● **Task requirements**: Answer with one number: how many lines hold the string "text".

● **Excerpted data**:
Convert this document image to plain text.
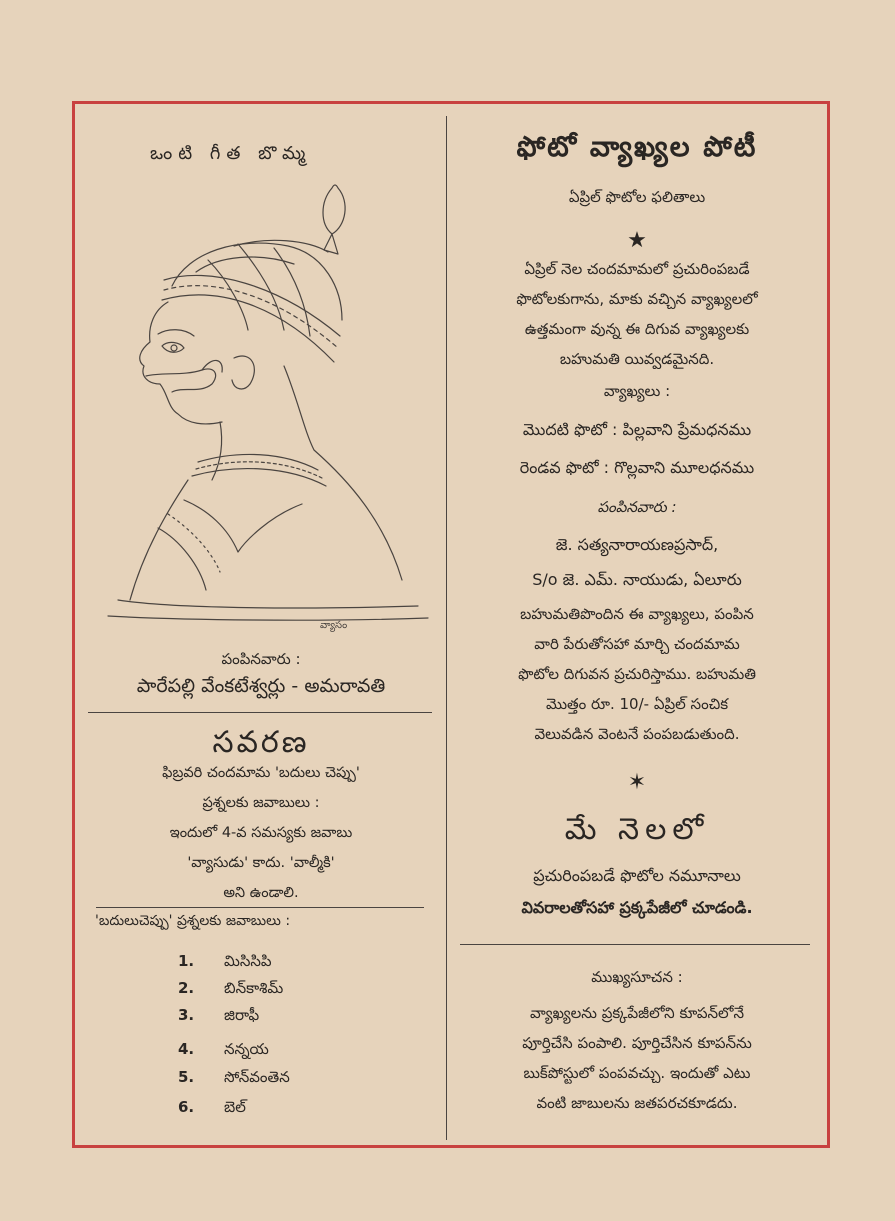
ఒంటి గీత బొమ్మ
వ్యాసం
పంపినవారు :
పారేపల్లి వేంకటేశ్వర్లు - అమరావతి
సవరణ
ఫిబ్రవరి చందమామ 'బదులు చెప్పు'
ప్రశ్నలకు జవాబులు :
ఇందులో 4-వ సమస్యకు జవాబు
'వ్యాసుడు' కాదు. 'వాల్మీకి'
అని ఉండాలి.
'బదులుచెప్పు' ప్రశ్నలకు జవాబులు :
1. మిసిసిపి
2. బిన్‌కాశిమ్
3. జిరాఫీ
4. నన్నయ
5. సోన్‌వంతెన
6. బెల్
ఫోటో వ్యాఖ్యల పోటీ
ఏప్రిల్ ఫొటోల ఫలితాలు
★
ఏప్రిల్ నెల చందమామలో ప్రచురింపబడే
ఫొటోలకుగాను, మాకు వచ్చిన వ్యాఖ్యలలో
ఉత్తమంగా వున్న ఈ దిగువ వ్యాఖ్యలకు
బహుమతి యివ్వడమైనది.
వ్యాఖ్యలు :
మొదటి ఫొటో : పిల్లవాని ప్రేమధనము
రెండవ ఫొటో : గొల్లవాని మూలధనము
పంపినవారు :
జె. సత్యనారాయణప్రసాద్,
S/o జె. ఎమ్. నాయుడు, ఏలూరు
బహుమతిపొందిన ఈ వ్యాఖ్యలు, పంపిన
వారి పేరుతోసహా మార్చి చందమామ
ఫొటోల దిగువన ప్రచురిస్తాము. బహుమతి
మొత్తం రూ. 10/- ఏప్రిల్ సంచిక
వెలువడిన వెంటనే పంపబడుతుంది.
✶
మే నెలలో
ప్రచురింపబడే ఫొటోల నమూనాలు
వివరాలతోసహా ప్రక్కపేజీలో చూడండి.
ముఖ్యసూచన :
వ్యాఖ్యలను ప్రక్కపేజీలోని కూపన్‌లోనే
పూర్తిచేసి పంపాలి. పూర్తిచేసిన కూపన్‌ను
బుక్‌పోస్టులో పంపవచ్చు. ఇందుతో ఎటు
వంటి జాబులను జతపరచకూడదు.
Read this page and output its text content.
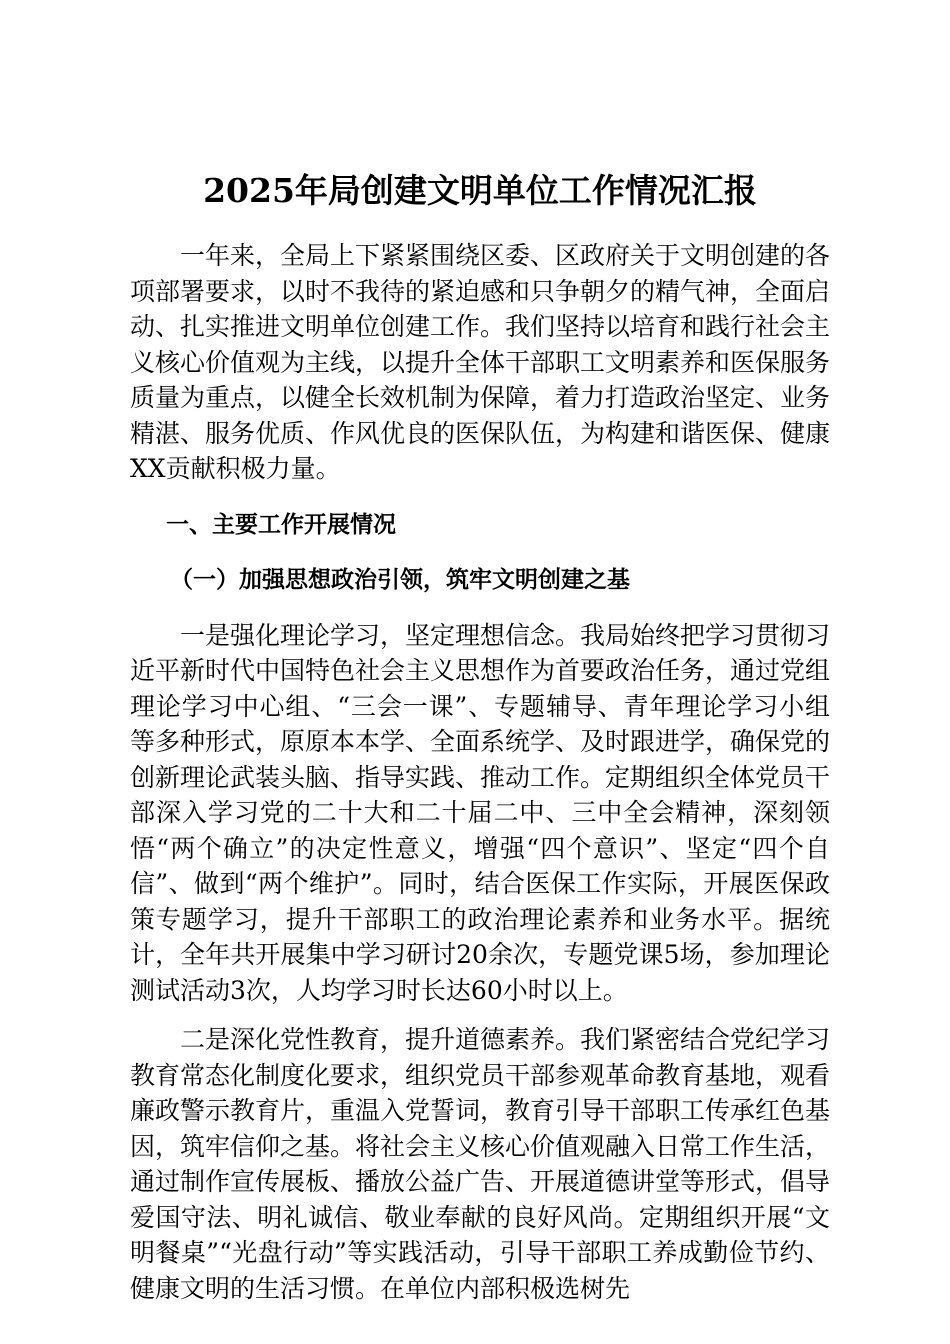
2025年局创建文明单位工作情况汇报

一年来，全局上下紧紧围绕区委、区政府关于文明创建的各项部署要求，以时不我待的紧迫感和只争朝夕的精气神，全面启动、扎实推进文明单位创建工作。我们坚持以培育和践行社会主义核心价值观为主线，以提升全体干部职工文明素养和医保服务质量为重点，以健全长效机制为保障，着力打造政治坚定、业务精湛、服务优质、作风优良的医保队伍，为构建和谐医保、健康XX贡献积极力量。

一、主要工作开展情况
（一）加强思想政治引领，筑牢文明创建之基

一是强化理论学习，坚定理想信念。我局始终把学习贯彻习近平新时代中国特色社会主义思想作为首要政治任务，通过党组理论学习中心组、“三会一课”、专题辅导、青年理论学习小组等多种形式，原原本本学、全面系统学、及时跟进学，确保党的创新理论武装头脑、指导实践、推动工作。定期组织全体党员干部深入学习党的二十大和二十届二中、三中全会精神，深刻领悟“两个确立”的决定性意义，增强“四个意识”、坚定“四个自信”、做到“两个维护”。同时，结合医保工作实际，开展医保政策专题学习，提升干部职工的政治理论素养和业务水平。据统计，全年共开展集中学习研讨20余次，专题党课5场，参加理论测试活动3次，人均学习时长达60小时以上。

二是深化党性教育，提升道德素养。我们紧密结合党纪学习教育常态化制度化要求，组织党员干部参观革命教育基地，观看廉政警示教育片，重温入党誓词，教育引导干部职工传承红色基因，筑牢信仰之基。将社会主义核心价值观融入日常工作生活，通过制作宣传展板、播放公益广告、开展道德讲堂等形式，倡导爱国守法、明礼诚信、敬业奉献的良好风尚。定期组织开展“文明餐桌”“光盘行动”等实践活动，引导干部职工养成勤俭节约、健康文明的生活习惯。在单位内部积极选树先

● **Final result**: 2